Records excerpted from a collection
-- START --

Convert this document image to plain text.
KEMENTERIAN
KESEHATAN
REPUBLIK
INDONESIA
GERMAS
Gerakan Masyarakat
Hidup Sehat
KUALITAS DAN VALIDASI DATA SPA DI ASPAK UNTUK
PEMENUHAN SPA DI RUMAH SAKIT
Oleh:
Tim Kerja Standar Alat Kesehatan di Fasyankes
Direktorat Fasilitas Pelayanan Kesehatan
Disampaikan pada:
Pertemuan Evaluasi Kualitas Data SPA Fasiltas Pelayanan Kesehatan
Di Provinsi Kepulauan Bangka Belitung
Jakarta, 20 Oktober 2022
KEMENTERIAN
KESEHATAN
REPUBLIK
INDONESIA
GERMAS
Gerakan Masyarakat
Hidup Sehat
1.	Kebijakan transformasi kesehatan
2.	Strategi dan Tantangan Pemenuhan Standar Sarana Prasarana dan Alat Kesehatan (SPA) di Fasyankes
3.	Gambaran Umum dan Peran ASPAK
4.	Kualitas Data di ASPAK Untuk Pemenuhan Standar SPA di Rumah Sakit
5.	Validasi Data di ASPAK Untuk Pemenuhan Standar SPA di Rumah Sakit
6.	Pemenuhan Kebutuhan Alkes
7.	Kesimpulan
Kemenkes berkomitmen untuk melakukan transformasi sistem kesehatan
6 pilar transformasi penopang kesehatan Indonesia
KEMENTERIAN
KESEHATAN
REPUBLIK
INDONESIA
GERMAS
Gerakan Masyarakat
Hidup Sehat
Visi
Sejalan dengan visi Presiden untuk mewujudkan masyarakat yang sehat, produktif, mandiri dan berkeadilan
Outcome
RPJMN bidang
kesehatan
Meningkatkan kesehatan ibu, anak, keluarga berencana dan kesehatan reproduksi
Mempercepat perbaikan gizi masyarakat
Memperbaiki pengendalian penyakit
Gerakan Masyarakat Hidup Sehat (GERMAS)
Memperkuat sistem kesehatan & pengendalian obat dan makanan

-- END --

# [WRITTEN TASK]
Write out the whole listing again, exactly as it stands.

# [IN RESPONSE]
Convert this document image to plain text.
KEMENTERIAN
KESEHATAN
REPUBLIK
INDONESIA
GERMAS
Gerakan Masyarakat
Hidup Sehat
KUALITAS DAN VALIDASI DATA SPA DI ASPAK UNTUK
PEMENUHAN SPA DI RUMAH SAKIT
Oleh:
Tim Kerja Standar Alat Kesehatan di Fasyankes
Direktorat Fasilitas Pelayanan Kesehatan
Disampaikan pada:
Pertemuan Evaluasi Kualitas Data SPA Fasiltas Pelayanan Kesehatan
Di Provinsi Kepulauan Bangka Belitung
Jakarta, 20 Oktober 2022
KEMENTERIAN
KESEHATAN
REPUBLIK
INDONESIA
GERMAS
Gerakan Masyarakat
Hidup Sehat
1.	Kebijakan transformasi kesehatan
2.	Strategi dan Tantangan Pemenuhan Standar Sarana Prasarana dan Alat Kesehatan (SPA) di Fasyankes
3.	Gambaran Umum dan Peran ASPAK
4.	Kualitas Data di ASPAK Untuk Pemenuhan Standar SPA di Rumah Sakit
5.	Validasi Data di ASPAK Untuk Pemenuhan Standar SPA di Rumah Sakit
6.	Pemenuhan Kebutuhan Alkes
7.	Kesimpulan
Kemenkes berkomitmen untuk melakukan transformasi sistem kesehatan
6 pilar transformasi penopang kesehatan Indonesia
KEMENTERIAN
KESEHATAN
REPUBLIK
INDONESIA
GERMAS
Gerakan Masyarakat
Hidup Sehat
Visi
Sejalan dengan visi Presiden untuk mewujudkan masyarakat yang sehat, produktif, mandiri dan berkeadilan
Outcome
RPJMN bidang
kesehatan
Meningkatkan kesehatan ibu, anak, keluarga berencana dan kesehatan reproduksi
Mempercepat perbaikan gizi masyarakat
Memperbaiki pengendalian penyakit
Gerakan Masyarakat Hidup Sehat (GERMAS)
Memperkuat sistem kesehatan & pengendalian obat dan makanan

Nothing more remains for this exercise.